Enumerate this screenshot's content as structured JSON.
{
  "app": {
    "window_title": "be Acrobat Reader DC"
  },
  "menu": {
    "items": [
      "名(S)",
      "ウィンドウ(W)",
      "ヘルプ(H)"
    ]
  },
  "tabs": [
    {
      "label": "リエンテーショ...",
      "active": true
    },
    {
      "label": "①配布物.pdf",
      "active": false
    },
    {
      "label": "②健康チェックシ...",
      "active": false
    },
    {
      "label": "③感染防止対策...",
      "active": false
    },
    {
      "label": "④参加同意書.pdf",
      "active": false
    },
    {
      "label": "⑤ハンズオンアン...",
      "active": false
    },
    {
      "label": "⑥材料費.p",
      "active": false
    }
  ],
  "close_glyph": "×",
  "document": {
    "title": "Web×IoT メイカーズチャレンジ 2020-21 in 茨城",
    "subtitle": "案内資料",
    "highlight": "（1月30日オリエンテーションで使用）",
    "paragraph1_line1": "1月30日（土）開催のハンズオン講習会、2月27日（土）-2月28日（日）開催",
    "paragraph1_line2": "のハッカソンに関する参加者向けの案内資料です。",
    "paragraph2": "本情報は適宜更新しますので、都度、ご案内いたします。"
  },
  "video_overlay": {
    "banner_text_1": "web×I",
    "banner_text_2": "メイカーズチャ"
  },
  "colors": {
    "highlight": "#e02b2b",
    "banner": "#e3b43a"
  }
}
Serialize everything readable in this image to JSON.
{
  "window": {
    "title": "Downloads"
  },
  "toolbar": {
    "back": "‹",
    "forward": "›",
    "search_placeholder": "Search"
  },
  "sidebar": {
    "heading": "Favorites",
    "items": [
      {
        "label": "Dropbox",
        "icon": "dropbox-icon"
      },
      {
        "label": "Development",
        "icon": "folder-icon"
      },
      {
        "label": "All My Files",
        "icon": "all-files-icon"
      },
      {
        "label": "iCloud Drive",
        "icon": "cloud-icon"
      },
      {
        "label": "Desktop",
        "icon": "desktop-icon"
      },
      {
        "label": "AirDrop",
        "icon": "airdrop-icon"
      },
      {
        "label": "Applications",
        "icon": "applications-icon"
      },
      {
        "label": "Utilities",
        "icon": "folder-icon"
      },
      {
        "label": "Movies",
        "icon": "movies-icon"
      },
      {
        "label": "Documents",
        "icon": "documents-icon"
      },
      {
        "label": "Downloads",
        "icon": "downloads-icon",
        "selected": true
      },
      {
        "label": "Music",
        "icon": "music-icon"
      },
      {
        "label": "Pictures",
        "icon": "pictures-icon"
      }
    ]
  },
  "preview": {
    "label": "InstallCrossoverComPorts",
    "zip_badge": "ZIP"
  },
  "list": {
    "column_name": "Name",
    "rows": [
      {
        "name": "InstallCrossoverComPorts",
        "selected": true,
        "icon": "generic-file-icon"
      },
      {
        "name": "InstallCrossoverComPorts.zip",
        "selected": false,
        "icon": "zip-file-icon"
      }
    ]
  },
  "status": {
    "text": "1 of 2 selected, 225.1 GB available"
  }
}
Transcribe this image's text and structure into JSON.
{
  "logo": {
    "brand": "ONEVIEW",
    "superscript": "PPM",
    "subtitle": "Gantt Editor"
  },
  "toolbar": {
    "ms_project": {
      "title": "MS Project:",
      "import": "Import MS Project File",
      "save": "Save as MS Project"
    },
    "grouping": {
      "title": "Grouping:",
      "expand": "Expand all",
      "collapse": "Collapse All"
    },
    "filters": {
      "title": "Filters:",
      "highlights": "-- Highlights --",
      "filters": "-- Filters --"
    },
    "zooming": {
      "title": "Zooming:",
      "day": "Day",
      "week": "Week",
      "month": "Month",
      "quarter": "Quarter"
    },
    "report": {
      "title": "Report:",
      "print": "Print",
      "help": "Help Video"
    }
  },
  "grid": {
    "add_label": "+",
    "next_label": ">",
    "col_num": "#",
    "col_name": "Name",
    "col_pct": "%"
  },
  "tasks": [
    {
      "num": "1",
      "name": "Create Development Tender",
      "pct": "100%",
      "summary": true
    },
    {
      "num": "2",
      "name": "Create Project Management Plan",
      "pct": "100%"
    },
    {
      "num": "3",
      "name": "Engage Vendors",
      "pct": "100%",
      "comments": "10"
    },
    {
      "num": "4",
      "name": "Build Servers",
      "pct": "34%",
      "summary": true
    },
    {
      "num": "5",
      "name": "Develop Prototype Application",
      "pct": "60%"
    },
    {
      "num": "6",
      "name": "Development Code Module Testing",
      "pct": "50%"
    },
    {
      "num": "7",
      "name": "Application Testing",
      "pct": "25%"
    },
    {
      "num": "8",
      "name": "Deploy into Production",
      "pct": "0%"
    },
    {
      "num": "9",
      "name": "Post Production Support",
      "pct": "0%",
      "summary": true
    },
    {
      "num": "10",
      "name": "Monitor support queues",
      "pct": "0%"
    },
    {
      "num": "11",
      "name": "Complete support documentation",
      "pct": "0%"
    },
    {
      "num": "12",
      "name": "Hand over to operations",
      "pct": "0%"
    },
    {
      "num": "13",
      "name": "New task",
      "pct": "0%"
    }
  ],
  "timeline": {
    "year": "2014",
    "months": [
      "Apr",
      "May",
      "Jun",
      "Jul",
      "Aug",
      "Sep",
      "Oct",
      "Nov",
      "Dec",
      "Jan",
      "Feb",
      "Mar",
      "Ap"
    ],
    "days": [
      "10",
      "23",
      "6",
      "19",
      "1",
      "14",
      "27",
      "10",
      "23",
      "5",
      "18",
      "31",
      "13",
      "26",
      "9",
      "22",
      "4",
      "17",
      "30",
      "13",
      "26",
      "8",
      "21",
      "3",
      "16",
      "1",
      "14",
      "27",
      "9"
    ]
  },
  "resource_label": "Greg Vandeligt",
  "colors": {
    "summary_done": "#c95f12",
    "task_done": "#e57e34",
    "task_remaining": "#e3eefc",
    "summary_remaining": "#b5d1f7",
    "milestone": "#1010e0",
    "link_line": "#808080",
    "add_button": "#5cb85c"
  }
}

==========

**Aim:**
Transcribe all the entries, keeping each one exactly as it is.

**Final answer:**
Enumerate this screenshot's content as structured JSON.
{
  "app": {
    "window_title": "be Acrobat Reader DC"
  },
  "menu": {
    "items": [
      "名(S)",
      "ウィンドウ(W)",
      "ヘルプ(H)"
    ]
  },
  "tabs": [
    {
      "label": "リエンテーショ...",
      "active": true
    },
    {
      "label": "①配布物.pdf",
      "active": false
    },
    {
      "label": "②健康チェックシ...",
      "active": false
    },
    {
      "label": "③感染防止対策...",
      "active": false
    },
    {
      "label": "④参加同意書.pdf",
      "active": false
    },
    {
      "label": "⑤ハンズオンアン...",
      "active": false
    },
    {
      "label": "⑥材料費.p",
      "active": false
    }
  ],
  "close_glyph": "×",
  "document": {
    "title": "Web×IoT メイカーズチャレンジ 2020-21 in 茨城",
    "subtitle": "案内資料",
    "highlight": "（1月30日オリエンテーションで使用）",
    "paragraph1_line1": "1月30日（土）開催のハンズオン講習会、2月27日（土）-2月28日（日）開催",
    "paragraph1_line2": "のハッカソンに関する参加者向けの案内資料です。",
    "paragraph2": "本情報は適宜更新しますので、都度、ご案内いたします。"
  },
  "video_overlay": {
    "banner_text_1": "web×I",
    "banner_text_2": "メイカーズチャ"
  },
  "colors": {
    "highlight": "#e02b2b",
    "banner": "#e3b43a"
  }
}
Serialize everything readable in this image to JSON.
{
  "window": {
    "title": "Downloads"
  },
  "toolbar": {
    "back": "‹",
    "forward": "›",
    "search_placeholder": "Search"
  },
  "sidebar": {
    "heading": "Favorites",
    "items": [
      {
        "label": "Dropbox",
        "icon": "dropbox-icon"
      },
      {
        "label": "Development",
        "icon": "folder-icon"
      },
      {
        "label": "All My Files",
        "icon": "all-files-icon"
      },
      {
        "label": "iCloud Drive",
        "icon": "cloud-icon"
      },
      {
        "label": "Desktop",
        "icon": "desktop-icon"
      },
      {
        "label": "AirDrop",
        "icon": "airdrop-icon"
      },
      {
        "label": "Applications",
        "icon": "applications-icon"
      },
      {
        "label": "Utilities",
        "icon": "folder-icon"
      },
      {
        "label": "Movies",
        "icon": "movies-icon"
      },
      {
        "label": "Documents",
        "icon": "documents-icon"
      },
      {
        "label": "Downloads",
        "icon": "downloads-icon",
        "selected": true
      },
      {
        "label": "Music",
        "icon": "music-icon"
      },
      {
        "label": "Pictures",
        "icon": "pictures-icon"
      }
    ]
  },
  "preview": {
    "label": "InstallCrossoverComPorts",
    "zip_badge": "ZIP"
  },
  "list": {
    "column_name": "Name",
    "rows": [
      {
        "name": "InstallCrossoverComPorts",
        "selected": true,
        "icon": "generic-file-icon"
      },
      {
        "name": "InstallCrossoverComPorts.zip",
        "selected": false,
        "icon": "zip-file-icon"
      }
    ]
  },
  "status": {
    "text": "1 of 2 selected, 225.1 GB available"
  }
}
Transcribe this image's text and structure into JSON.
{
  "logo": {
    "brand": "ONEVIEW",
    "superscript": "PPM",
    "subtitle": "Gantt Editor"
  },
  "toolbar": {
    "ms_project": {
      "title": "MS Project:",
      "import": "Import MS Project File",
      "save": "Save as MS Project"
    },
    "grouping": {
      "title": "Grouping:",
      "expand": "Expand all",
      "collapse": "Collapse All"
    },
    "filters": {
      "title": "Filters:",
      "highlights": "-- Highlights --",
      "filters": "-- Filters --"
    },
    "zooming": {
      "title": "Zooming:",
      "day": "Day",
      "week": "Week",
      "month": "Month",
      "quarter": "Quarter"
    },
    "report": {
      "title": "Report:",
      "print": "Print",
      "help": "Help Video"
    }
  },
  "grid": {
    "add_label": "+",
    "next_label": ">",
    "col_num": "#",
    "col_name": "Name",
    "col_pct": "%"
  },
  "tasks": [
    {
      "num": "1",
      "name": "Create Development Tender",
      "pct": "100%",
      "summary": true
    },
    {
      "num": "2",
      "name": "Create Project Management Plan",
      "pct": "100%"
    },
    {
      "num": "3",
      "name": "Engage Vendors",
      "pct": "100%",
      "comments": "10"
    },
    {
      "num": "4",
      "name": "Build Servers",
      "pct": "34%",
      "summary": true
    },
    {
      "num": "5",
      "name": "Develop Prototype Application",
      "pct": "60%"
    },
    {
      "num": "6",
      "name": "Development Code Module Testing",
      "pct": "50%"
    },
    {
      "num": "7",
      "name": "Application Testing",
      "pct": "25%"
    },
    {
      "num": "8",
      "name": "Deploy into Production",
      "pct": "0%"
    },
    {
      "num": "9",
      "name": "Post Production Support",
      "pct": "0%",
      "summary": true
    },
    {
      "num": "10",
      "name": "Monitor support queues",
      "pct": "0%"
    },
    {
      "num": "11",
      "name": "Complete support documentation",
      "pct": "0%"
    },
    {
      "num": "12",
      "name": "Hand over to operations",
      "pct": "0%"
    },
    {
      "num": "13",
      "name": "New task",
      "pct": "0%"
    }
  ],
  "timeline": {
    "year": "2014",
    "months": [
      "Apr",
      "May",
      "Jun",
      "Jul",
      "Aug",
      "Sep",
      "Oct",
      "Nov",
      "Dec",
      "Jan",
      "Feb",
      "Mar",
      "Ap"
    ],
    "days": [
      "10",
      "23",
      "6",
      "19",
      "1",
      "14",
      "27",
      "10",
      "23",
      "5",
      "18",
      "31",
      "13",
      "26",
      "9",
      "22",
      "4",
      "17",
      "30",
      "13",
      "26",
      "8",
      "21",
      "3",
      "16",
      "1",
      "14",
      "27",
      "9"
    ]
  },
  "resource_label": "Greg Vandeligt",
  "colors": {
    "summary_done": "#c95f12",
    "task_done": "#e57e34",
    "task_remaining": "#e3eefc",
    "summary_remaining": "#b5d1f7",
    "milestone": "#1010e0",
    "link_line": "#808080",
    "add_button": "#5cb85c"
  }
}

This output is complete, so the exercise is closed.